- **Data for this exercise**:
--------

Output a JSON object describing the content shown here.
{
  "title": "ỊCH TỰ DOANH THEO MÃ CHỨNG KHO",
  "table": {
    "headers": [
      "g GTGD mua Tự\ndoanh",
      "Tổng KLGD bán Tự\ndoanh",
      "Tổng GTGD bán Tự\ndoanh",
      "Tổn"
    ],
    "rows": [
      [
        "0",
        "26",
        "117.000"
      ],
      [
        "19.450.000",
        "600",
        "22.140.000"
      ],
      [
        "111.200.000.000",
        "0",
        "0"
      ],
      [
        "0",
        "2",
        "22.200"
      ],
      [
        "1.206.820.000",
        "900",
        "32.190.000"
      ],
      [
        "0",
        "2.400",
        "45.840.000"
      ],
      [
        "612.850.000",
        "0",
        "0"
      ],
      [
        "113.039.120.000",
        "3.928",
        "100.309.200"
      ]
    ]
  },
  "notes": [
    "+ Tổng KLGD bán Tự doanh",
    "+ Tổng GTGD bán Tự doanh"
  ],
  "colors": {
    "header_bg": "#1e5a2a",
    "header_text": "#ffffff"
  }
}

--------

- **What is being asked**: Return every line containing "GTGD".

- **Answer to the problem**:
      "g GTGD mua Tự\ndoanh",
      "Tổng GTGD bán Tự\ndoanh",
    "+ Tổng GTGD bán Tự doanh"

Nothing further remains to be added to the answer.